▶ [What you are asked to do]: Check each line of the records below for the word "underlying" and copy those where it appears.

[Dataset rows about figures]
***
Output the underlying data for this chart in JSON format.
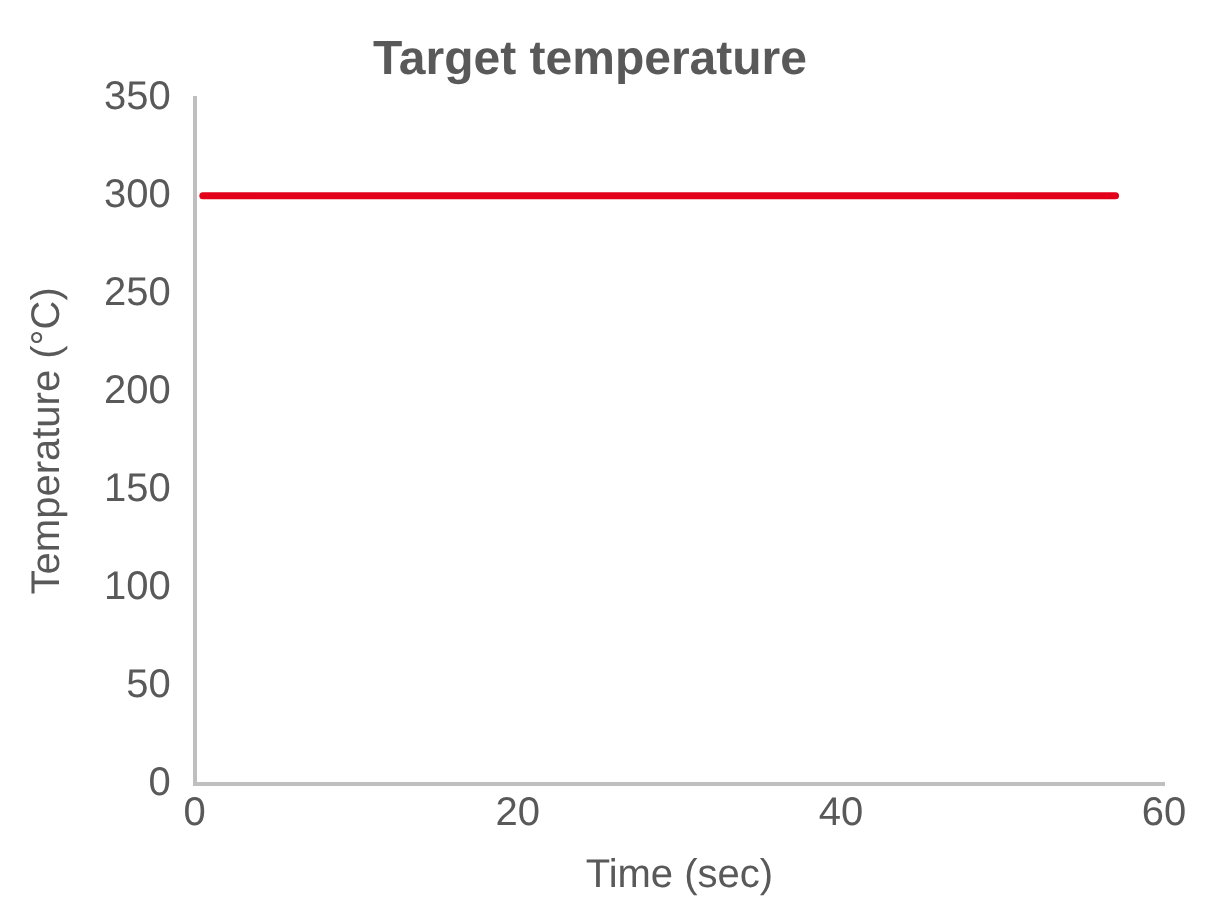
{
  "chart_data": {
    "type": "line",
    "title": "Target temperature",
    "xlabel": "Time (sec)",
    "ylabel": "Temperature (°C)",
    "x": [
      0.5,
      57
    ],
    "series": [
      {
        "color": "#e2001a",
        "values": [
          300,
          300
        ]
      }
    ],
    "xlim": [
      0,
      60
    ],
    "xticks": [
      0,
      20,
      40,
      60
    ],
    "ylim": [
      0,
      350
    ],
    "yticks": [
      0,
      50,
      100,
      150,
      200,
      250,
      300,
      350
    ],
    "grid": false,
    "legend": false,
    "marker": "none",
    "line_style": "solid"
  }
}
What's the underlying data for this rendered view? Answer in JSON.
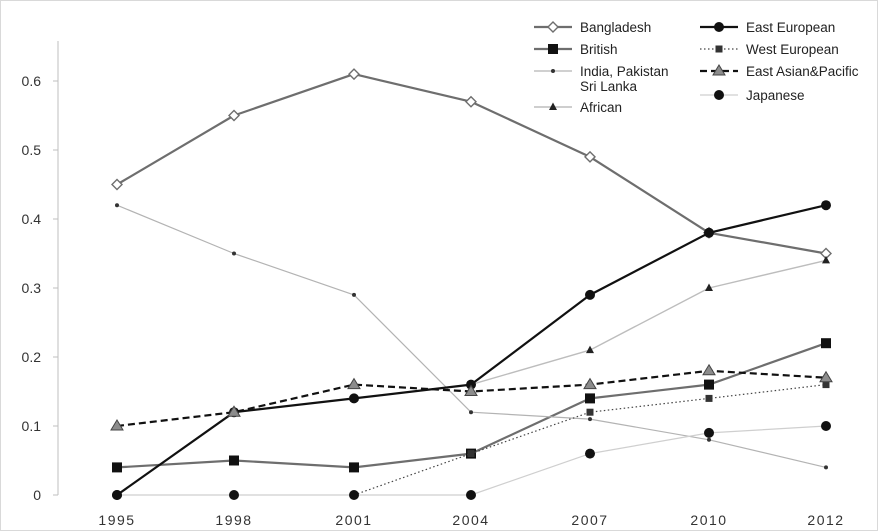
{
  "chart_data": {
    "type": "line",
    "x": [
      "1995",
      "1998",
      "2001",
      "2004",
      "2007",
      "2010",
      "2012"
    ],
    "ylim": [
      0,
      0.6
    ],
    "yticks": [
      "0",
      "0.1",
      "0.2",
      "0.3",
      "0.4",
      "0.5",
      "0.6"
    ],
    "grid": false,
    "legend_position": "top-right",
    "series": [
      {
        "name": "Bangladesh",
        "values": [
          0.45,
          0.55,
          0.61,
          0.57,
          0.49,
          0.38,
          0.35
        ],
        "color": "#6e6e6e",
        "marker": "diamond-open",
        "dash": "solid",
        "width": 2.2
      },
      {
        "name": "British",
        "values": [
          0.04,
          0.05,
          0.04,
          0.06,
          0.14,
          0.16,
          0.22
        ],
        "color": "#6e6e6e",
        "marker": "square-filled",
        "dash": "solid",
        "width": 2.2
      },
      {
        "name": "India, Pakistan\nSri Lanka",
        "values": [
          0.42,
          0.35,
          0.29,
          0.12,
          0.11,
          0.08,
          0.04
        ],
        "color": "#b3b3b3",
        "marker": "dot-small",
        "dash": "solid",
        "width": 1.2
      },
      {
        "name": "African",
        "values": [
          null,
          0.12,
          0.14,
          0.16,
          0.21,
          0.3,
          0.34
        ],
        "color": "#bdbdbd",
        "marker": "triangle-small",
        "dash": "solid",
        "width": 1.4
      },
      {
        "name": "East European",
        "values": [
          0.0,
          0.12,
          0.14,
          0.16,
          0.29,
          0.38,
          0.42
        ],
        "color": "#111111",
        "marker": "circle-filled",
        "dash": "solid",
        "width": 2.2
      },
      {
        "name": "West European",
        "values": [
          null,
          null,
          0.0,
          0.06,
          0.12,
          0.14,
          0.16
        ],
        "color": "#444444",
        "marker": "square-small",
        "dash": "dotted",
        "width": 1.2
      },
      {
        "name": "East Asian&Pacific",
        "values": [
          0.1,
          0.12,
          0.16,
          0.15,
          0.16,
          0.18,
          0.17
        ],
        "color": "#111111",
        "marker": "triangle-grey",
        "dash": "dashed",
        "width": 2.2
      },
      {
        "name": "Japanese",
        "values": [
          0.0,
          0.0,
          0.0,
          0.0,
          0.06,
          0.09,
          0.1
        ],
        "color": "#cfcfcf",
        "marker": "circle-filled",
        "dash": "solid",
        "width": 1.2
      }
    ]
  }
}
***
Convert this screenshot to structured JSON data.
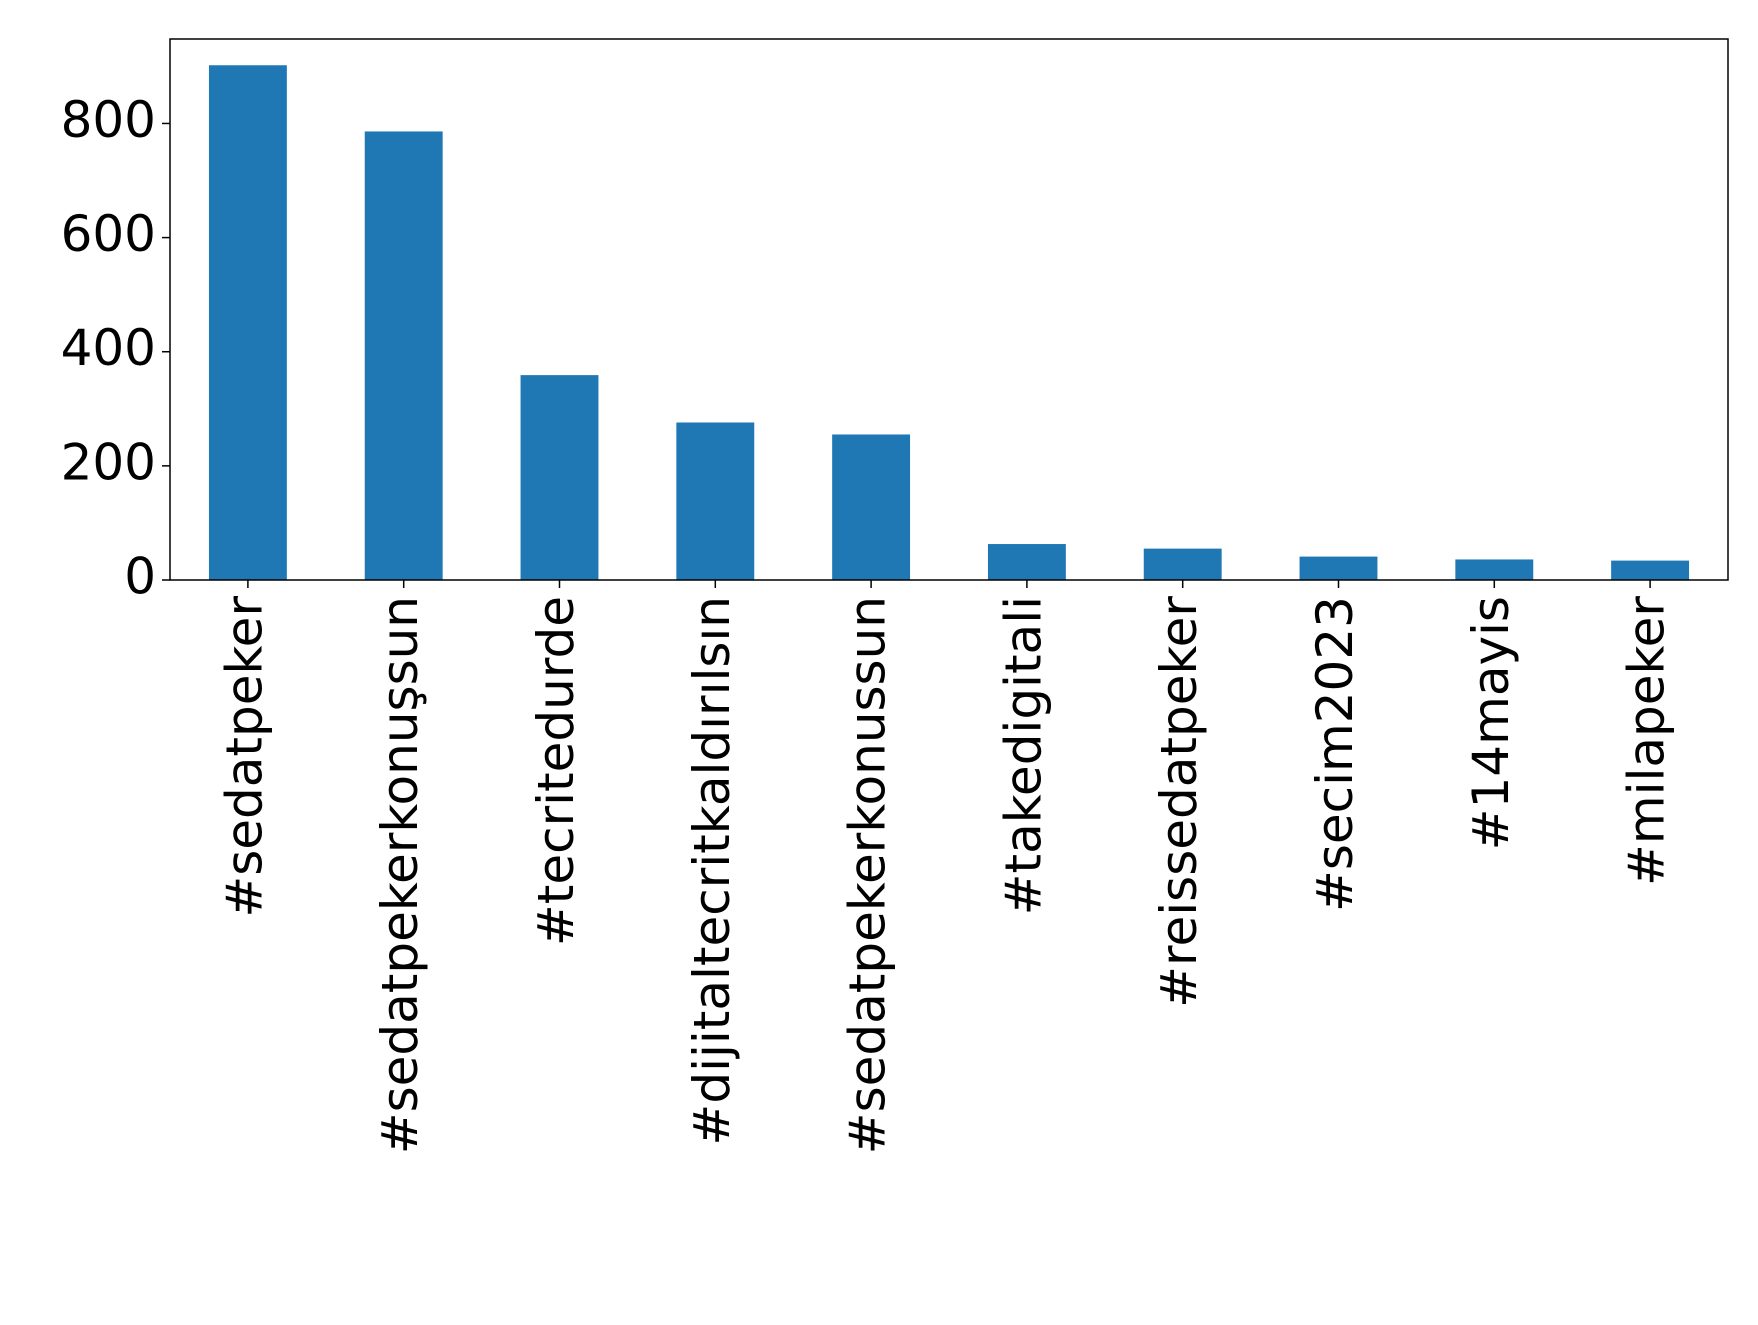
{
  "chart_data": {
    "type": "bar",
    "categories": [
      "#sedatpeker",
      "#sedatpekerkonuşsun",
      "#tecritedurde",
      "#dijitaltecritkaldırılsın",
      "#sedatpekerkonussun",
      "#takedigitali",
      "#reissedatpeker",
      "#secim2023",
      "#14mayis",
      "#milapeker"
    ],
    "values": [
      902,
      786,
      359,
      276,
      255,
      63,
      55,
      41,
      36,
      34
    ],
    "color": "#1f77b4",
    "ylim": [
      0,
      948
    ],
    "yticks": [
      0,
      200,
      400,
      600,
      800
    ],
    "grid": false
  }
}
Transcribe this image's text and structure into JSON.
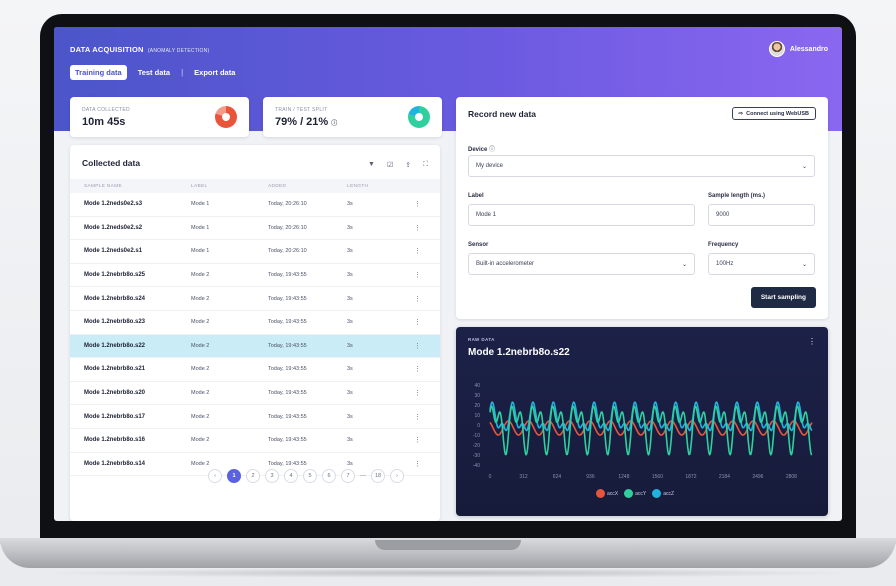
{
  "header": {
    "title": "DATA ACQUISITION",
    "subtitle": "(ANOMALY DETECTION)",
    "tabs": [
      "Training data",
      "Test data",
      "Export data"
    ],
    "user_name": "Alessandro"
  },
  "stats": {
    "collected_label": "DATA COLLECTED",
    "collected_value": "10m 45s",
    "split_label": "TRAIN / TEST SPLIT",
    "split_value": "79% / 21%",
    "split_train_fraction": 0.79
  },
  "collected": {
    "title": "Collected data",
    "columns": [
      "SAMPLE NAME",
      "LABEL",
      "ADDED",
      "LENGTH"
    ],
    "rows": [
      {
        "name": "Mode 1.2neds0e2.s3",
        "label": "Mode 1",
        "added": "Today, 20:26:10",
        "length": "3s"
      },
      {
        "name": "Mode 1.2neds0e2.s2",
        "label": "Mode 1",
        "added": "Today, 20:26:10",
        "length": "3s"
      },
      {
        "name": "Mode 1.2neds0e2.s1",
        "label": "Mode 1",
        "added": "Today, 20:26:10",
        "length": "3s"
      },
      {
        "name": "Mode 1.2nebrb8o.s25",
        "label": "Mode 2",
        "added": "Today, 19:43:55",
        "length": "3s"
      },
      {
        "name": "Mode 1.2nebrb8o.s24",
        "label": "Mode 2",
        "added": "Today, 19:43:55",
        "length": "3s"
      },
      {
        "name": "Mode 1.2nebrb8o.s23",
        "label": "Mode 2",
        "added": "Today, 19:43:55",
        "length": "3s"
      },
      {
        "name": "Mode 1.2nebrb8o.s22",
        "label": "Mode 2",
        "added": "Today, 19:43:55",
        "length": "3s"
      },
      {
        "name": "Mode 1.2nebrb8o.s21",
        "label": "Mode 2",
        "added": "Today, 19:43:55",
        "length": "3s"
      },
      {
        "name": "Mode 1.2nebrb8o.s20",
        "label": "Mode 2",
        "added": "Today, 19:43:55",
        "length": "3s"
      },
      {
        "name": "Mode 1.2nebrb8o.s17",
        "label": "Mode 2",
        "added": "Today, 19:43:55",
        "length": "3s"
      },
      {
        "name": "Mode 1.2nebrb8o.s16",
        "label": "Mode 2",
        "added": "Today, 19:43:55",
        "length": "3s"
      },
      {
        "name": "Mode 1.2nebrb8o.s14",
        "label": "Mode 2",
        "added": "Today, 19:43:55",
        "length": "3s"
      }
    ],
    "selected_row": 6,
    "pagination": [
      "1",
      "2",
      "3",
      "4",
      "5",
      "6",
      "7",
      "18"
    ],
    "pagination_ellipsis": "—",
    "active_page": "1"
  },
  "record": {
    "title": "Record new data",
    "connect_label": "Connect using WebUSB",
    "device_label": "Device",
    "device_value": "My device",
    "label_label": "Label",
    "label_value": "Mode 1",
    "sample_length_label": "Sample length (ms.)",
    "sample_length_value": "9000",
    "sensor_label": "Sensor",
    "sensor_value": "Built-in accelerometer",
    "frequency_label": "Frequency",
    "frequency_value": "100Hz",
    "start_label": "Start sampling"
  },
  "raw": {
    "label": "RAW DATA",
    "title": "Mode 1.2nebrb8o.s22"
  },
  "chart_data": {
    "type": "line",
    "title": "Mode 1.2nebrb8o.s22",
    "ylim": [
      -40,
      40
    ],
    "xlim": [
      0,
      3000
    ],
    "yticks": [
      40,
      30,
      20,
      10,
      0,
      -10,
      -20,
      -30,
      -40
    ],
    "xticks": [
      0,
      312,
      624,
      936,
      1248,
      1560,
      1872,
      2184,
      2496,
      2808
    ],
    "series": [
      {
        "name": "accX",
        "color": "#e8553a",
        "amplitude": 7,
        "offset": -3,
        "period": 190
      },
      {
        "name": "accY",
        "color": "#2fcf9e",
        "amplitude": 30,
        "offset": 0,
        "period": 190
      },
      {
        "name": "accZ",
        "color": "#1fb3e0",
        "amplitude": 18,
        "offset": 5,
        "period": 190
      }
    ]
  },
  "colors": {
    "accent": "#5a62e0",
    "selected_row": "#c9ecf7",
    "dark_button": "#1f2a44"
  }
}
***
▶ [Result below]:
Output the underlying data for this chart in JSON format.
What's the underlying data for this rendered view? Answer in JSON.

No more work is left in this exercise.